— Requirements —
Duplicate word for word the part of the piano bar scene below, starting with "The door opens" and going on through "to dog shit.".

— Text shown —
>> Start

Night. SEB WOOd wanders alone in the street, guided by street shadows. He just
passes by, chasing away another insomnia. As he walks looking at his feet, a
door opens and a couple of delicate piano notes break out. A middle-aged woman
comes out and wantonly insults a ghost which supposedly stands in front of her.
The door opens again and throws away a few more piano notes accompanied by what
seems to be a touching female voice. A man noisily comes out of the piano bar,
throwing a brown fur to the woman who is still arguing with the ghost. The man
is drunk, stumbles, tries hard to cling to the woman’s hips but pitifully
lands on the pavement next to dog shit.
SEB
WOOd ignores him and heads towards the entrance. The bouncer derogatorily looks
at his slacker sneakers, wonders if he’s letting him go inside or not, throws
a glance inside and lets him in.
Int.
Dark Piano Bar.
The
atmosphere is smoky. There are more people than the bouncer’s attitude made
him guess. Everyone is quiet and peacefully looking at the band who settles
comfortably. SEB WOOd sits at the bar, orders a white Russian and nonchalantly
leans upon the bar. A woman who looks younger than she should comes around and
builds a charming smile on her non-made up lips and talks to him with what seems
to be at first sight her regular voice:
Woman:
‘Excuse-me do you have a match please ?’
SWd:
‘Sorry, I don’t smoke’.
Woman
(surprised): ‘What ? Are you kidding me ? Have you seen your face ? And you
dare say you don’t smoke!’
SWd:
‘That’s the truth.’
The
woman leaves with a sarcastic grin. SWd would have liked to shout her that he
doesn’t need to smoke to look cool. But he doesn’t, he just watches her go,
kissing his scorn to calm down. Then, the music starts.

>> End

— Data shown —
>> Start

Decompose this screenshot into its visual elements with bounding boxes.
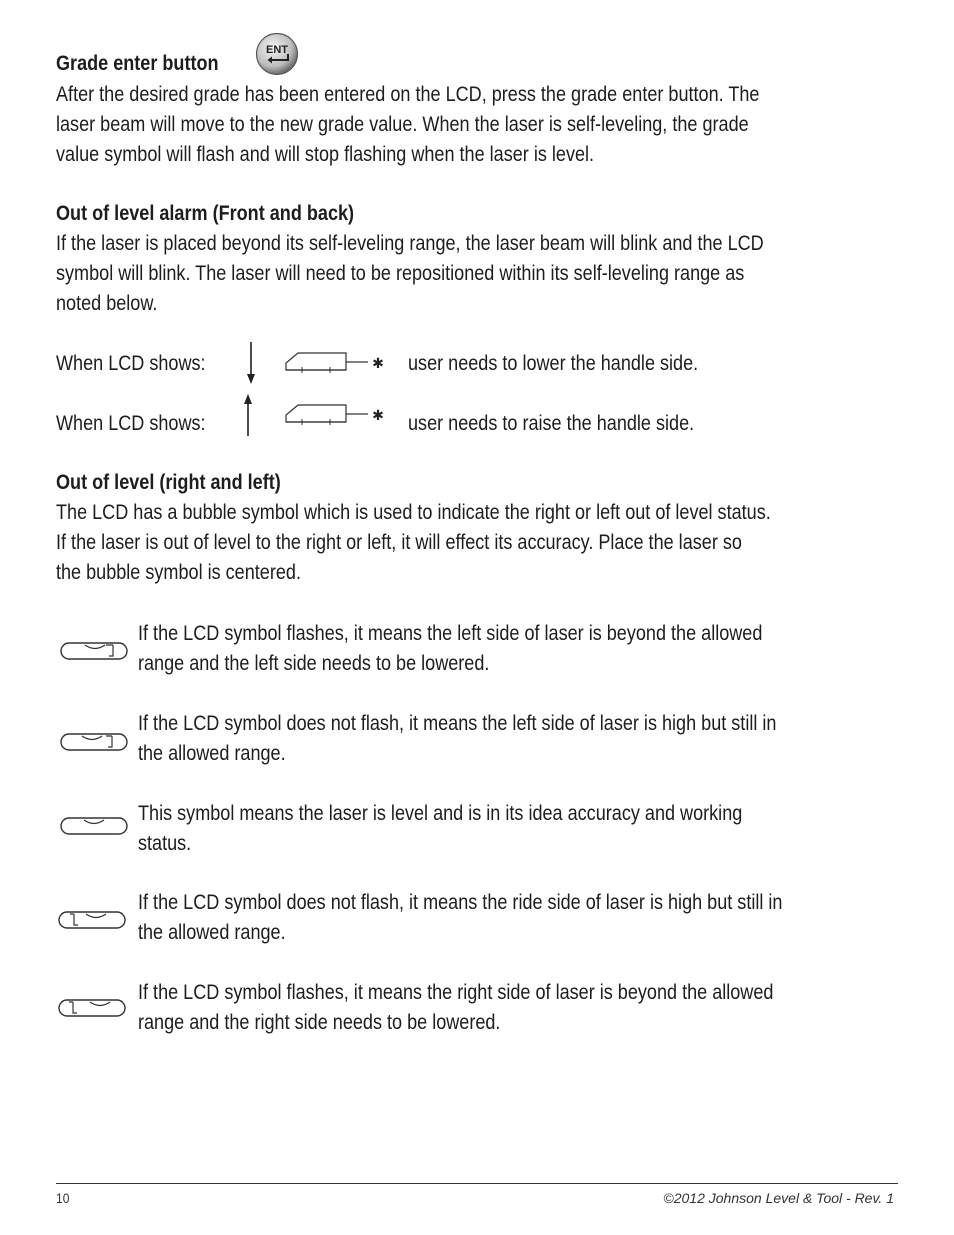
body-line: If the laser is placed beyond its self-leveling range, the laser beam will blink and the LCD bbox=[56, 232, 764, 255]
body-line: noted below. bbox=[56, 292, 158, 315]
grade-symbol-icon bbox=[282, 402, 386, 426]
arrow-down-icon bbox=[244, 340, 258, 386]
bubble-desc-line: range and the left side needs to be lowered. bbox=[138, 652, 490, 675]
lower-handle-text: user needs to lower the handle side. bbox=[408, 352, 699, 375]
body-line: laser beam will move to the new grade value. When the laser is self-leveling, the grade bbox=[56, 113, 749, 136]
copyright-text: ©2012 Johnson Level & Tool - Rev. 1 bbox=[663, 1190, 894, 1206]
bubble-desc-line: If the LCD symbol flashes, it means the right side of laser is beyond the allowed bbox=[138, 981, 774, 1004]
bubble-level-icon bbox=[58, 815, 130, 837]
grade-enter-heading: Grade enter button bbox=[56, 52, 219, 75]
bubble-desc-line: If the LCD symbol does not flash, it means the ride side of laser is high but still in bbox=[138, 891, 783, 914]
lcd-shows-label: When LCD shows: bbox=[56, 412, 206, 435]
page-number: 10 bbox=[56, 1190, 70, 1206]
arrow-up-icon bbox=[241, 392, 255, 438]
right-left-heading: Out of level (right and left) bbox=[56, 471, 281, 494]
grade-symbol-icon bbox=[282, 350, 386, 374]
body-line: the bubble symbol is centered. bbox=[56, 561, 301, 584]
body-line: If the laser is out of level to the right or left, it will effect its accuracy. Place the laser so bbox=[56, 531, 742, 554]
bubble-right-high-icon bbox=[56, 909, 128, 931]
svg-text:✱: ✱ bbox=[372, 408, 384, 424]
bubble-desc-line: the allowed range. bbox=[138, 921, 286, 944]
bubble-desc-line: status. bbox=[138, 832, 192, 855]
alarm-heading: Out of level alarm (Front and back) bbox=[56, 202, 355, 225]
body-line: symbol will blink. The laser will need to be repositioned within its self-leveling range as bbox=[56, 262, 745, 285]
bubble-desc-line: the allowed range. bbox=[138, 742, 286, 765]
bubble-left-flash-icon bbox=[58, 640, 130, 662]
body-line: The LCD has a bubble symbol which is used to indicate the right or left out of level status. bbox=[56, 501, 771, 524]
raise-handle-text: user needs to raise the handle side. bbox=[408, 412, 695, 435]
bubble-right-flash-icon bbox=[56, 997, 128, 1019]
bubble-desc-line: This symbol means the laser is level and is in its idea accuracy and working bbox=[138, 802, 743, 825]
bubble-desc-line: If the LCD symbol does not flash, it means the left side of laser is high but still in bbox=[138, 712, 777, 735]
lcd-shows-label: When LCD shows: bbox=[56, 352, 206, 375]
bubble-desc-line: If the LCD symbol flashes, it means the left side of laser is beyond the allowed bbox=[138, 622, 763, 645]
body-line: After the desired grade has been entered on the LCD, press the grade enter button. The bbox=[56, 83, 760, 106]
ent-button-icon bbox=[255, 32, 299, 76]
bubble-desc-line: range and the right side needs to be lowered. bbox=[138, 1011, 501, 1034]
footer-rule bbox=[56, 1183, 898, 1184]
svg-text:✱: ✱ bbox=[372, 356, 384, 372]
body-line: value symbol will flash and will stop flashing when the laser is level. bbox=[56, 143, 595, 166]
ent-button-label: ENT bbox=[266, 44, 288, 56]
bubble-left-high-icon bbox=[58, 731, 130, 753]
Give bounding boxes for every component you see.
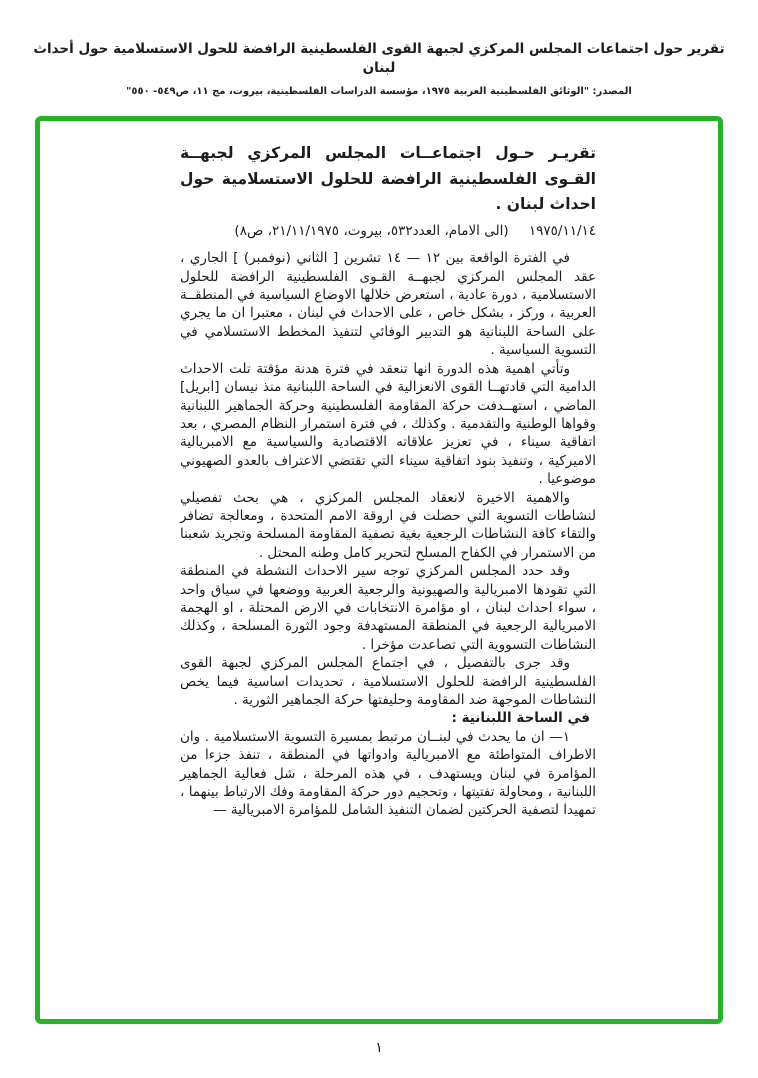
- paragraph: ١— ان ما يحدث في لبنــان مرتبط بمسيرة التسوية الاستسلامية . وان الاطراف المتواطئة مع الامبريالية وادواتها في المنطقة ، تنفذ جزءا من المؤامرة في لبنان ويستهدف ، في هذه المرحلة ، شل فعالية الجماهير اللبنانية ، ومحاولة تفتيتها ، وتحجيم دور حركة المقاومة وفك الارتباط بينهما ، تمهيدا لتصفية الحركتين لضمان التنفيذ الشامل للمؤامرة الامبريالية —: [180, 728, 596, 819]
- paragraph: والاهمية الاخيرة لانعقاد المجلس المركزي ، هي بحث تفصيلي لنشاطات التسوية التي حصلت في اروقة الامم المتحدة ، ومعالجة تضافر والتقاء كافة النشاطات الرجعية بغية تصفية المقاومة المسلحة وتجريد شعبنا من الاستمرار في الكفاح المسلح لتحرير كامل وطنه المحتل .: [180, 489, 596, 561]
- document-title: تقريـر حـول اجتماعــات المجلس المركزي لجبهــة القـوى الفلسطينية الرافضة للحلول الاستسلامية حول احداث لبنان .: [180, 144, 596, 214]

>> End

— Correct result —
The door opens again and throws away a few more piano notes accompanied by what
seems to be a touching female voice. A man noisily comes out of the piano bar,
throwing a brown fur to the woman who is still arguing with the ghost. The man
is drunk, stumbles, tries hard to cling to the woman’s hips but pitifully
lands on the pavement next to dog shit.